What is expected :: Restate the whole listing exactly.

-------- Task material

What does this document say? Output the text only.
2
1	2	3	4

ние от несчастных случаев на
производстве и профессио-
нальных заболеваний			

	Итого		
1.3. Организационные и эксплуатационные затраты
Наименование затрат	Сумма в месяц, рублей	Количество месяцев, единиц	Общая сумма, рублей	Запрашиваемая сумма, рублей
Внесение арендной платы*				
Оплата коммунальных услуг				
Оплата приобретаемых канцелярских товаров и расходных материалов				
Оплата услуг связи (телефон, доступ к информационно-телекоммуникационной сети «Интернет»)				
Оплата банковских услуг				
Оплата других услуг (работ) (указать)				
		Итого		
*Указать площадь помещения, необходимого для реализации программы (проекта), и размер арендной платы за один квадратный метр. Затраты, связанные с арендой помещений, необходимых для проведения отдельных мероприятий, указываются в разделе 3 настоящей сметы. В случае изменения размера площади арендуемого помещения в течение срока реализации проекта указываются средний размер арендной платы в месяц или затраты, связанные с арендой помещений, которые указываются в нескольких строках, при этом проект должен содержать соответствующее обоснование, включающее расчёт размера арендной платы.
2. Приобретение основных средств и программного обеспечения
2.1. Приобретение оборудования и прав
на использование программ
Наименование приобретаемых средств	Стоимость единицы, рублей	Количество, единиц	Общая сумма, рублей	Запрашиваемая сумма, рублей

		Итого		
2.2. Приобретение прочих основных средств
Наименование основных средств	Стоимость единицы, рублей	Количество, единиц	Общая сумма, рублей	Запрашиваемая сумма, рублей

----------------

Solution ::
What does this document say? Output the text only.
2
1	2	3	4

ние от несчастных случаев на
производстве и профессио-
нальных заболеваний			

	Итого		
1.3. Организационные и эксплуатационные затраты
Наименование затрат	Сумма в месяц, рублей	Количество месяцев, единиц	Общая сумма, рублей	Запрашиваемая сумма, рублей
Внесение арендной платы*				
Оплата коммунальных услуг				
Оплата приобретаемых канцелярских товаров и расходных материалов				
Оплата услуг связи (телефон, доступ к информационно-телекоммуникационной сети «Интернет»)				
Оплата банковских услуг				
Оплата других услуг (работ) (указать)				
		Итого		
*Указать площадь помещения, необходимого для реализации программы (проекта), и размер арендной платы за один квадратный метр. Затраты, связанные с арендой помещений, необходимых для проведения отдельных мероприятий, указываются в разделе 3 настоящей сметы. В случае изменения размера площади арендуемого помещения в течение срока реализации проекта указываются средний размер арендной платы в месяц или затраты, связанные с арендой помещений, которые указываются в нескольких строках, при этом проект должен содержать соответствующее обоснование, включающее расчёт размера арендной платы.
2. Приобретение основных средств и программного обеспечения
2.1. Приобретение оборудования и прав
на использование программ
Наименование приобретаемых средств	Стоимость единицы, рублей	Количество, единиц	Общая сумма, рублей	Запрашиваемая сумма, рублей

		Итого		
2.2. Приобретение прочих основных средств
Наименование основных средств	Стоимость единицы, рублей	Количество, единиц	Общая сумма, рублей	Запрашиваемая сумма, рублей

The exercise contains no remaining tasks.